Problem details –
Beginning with the line containing "Convert this chart to structured JSON data." and ending with the last line of the records, set down every line exactly.

# # # # #

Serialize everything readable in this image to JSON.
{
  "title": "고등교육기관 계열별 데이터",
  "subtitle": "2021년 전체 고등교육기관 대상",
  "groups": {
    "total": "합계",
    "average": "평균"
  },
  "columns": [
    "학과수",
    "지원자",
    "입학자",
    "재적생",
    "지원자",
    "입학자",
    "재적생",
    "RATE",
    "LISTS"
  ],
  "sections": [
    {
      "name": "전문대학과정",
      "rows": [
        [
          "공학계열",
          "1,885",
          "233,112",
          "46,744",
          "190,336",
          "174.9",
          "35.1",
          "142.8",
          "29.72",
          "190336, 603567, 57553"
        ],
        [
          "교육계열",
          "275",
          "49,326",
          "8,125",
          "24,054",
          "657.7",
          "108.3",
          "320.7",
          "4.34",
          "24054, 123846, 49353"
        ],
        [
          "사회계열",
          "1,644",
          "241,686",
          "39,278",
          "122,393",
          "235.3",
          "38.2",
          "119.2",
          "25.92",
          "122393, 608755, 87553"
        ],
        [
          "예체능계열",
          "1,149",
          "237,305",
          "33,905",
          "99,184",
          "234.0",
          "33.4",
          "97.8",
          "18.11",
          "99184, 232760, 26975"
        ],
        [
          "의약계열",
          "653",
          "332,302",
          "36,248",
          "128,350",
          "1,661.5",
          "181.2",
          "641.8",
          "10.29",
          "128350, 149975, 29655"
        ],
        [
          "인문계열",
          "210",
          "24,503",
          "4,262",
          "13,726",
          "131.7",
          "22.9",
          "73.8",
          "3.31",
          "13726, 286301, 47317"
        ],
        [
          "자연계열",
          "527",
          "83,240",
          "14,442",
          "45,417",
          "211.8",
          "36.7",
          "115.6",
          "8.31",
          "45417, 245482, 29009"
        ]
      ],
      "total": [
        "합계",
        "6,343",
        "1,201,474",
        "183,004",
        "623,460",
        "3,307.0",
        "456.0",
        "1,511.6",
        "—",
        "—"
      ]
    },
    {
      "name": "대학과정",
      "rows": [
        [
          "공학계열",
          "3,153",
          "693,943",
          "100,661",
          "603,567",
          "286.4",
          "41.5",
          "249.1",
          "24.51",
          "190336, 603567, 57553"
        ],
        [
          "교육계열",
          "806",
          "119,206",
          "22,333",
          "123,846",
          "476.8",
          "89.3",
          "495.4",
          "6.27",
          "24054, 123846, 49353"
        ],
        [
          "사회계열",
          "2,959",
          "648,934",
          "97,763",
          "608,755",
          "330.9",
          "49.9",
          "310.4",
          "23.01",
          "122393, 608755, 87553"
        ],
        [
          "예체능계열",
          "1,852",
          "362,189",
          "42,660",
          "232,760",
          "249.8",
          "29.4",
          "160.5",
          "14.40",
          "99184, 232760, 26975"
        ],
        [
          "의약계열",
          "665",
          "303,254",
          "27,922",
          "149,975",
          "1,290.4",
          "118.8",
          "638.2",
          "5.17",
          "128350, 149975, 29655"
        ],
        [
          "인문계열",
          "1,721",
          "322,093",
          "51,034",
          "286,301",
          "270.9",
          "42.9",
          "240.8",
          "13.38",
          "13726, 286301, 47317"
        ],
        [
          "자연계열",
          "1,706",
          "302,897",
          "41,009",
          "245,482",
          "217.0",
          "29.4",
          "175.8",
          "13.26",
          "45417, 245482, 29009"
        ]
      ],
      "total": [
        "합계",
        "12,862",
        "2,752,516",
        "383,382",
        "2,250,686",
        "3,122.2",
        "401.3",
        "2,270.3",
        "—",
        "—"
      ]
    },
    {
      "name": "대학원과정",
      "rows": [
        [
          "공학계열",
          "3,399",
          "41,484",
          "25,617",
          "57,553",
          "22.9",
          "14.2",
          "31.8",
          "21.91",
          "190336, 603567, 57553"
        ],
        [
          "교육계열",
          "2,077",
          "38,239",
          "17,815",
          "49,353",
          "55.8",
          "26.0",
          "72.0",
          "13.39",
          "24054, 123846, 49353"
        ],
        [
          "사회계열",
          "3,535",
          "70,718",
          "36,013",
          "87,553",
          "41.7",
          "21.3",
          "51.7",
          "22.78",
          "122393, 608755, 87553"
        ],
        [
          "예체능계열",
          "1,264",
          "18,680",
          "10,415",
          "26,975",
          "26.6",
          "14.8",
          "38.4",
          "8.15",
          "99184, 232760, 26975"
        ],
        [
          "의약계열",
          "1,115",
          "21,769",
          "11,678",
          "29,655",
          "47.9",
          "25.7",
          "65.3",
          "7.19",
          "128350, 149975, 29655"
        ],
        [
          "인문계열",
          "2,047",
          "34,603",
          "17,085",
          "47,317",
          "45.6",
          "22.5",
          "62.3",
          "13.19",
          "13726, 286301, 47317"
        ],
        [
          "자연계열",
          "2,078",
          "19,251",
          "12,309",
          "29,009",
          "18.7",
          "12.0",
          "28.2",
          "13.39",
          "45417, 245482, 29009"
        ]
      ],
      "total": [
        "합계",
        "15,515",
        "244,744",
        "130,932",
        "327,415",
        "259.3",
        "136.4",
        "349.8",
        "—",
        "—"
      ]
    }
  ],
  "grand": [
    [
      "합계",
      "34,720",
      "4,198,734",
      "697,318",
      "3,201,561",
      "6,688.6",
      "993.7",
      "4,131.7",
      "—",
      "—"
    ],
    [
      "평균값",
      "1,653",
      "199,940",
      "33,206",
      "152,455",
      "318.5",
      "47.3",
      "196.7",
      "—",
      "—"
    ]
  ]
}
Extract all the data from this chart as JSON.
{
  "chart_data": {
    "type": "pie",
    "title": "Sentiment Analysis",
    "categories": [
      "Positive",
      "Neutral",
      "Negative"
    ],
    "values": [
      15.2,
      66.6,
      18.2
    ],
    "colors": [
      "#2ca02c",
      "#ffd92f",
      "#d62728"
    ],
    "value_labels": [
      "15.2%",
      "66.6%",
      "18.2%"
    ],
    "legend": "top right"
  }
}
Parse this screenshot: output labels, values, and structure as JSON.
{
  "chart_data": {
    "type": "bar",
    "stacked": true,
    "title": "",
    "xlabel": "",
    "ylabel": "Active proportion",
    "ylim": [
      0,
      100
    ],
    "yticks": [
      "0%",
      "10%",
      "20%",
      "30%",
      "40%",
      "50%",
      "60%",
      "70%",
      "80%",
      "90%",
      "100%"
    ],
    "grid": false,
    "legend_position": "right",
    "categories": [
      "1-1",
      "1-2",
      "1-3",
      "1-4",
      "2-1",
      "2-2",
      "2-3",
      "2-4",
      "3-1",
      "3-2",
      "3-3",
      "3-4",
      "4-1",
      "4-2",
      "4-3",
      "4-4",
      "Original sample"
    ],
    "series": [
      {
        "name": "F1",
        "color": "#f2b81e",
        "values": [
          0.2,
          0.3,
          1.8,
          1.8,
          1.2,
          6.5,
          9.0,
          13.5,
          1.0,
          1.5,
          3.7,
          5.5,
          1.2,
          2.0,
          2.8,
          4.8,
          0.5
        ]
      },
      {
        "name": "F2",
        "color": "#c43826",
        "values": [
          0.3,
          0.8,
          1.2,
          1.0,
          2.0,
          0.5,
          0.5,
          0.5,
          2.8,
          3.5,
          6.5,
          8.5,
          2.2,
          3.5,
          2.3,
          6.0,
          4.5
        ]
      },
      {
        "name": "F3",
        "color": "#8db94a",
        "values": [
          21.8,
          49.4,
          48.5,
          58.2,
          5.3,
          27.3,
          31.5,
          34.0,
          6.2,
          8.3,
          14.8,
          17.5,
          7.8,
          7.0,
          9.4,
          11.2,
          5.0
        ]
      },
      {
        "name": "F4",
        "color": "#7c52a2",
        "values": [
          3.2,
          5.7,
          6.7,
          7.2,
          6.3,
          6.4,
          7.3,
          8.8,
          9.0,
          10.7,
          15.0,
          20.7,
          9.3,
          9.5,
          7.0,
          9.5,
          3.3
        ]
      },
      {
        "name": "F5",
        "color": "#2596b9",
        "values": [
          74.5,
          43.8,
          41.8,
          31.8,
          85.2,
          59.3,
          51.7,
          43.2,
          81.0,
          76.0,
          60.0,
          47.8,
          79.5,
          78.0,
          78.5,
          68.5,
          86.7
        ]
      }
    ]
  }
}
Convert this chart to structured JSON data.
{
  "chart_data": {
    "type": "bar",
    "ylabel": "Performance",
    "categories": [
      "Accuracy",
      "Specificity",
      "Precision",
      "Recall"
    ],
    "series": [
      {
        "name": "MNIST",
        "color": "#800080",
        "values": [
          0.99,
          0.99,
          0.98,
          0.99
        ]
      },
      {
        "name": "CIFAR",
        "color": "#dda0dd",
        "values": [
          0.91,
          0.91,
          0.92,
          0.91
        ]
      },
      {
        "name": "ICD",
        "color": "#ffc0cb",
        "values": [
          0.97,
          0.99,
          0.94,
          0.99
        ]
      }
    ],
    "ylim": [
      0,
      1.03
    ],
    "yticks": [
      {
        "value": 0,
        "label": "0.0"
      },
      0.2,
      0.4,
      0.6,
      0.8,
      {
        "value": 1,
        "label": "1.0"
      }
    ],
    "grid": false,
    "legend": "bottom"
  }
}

# # # # #

Task output –
Convert this chart to structured JSON data.
{
  "chart_data": {
    "type": "bar",
    "ylabel": "Performance",
    "categories": [
      "Accuracy",
      "Specificity",
      "Precision",
      "Recall"
    ],
    "series": [
      {
        "name": "MNIST",
        "color": "#800080",
        "values": [
          0.99,
          0.99,
          0.98,
          0.99
        ]
      },
      {
        "name": "CIFAR",
        "color": "#dda0dd",
        "values": [
          0.91,
          0.91,
          0.92,
          0.91
        ]
      },
      {
        "name": "ICD",
        "color": "#ffc0cb",
        "values": [
          0.97,
          0.99,
          0.94,
          0.99
        ]
      }
    ],
    "ylim": [
      0,
      1.03
    ],
    "yticks": [
      {
        "value": 0,
        "label": "0.0"
      },
      0.2,
      0.4,
      0.6,
      0.8,
      {
        "value": 1,
        "label": "1.0"
      }
    ],
    "grid": false,
    "legend": "bottom"
  }
}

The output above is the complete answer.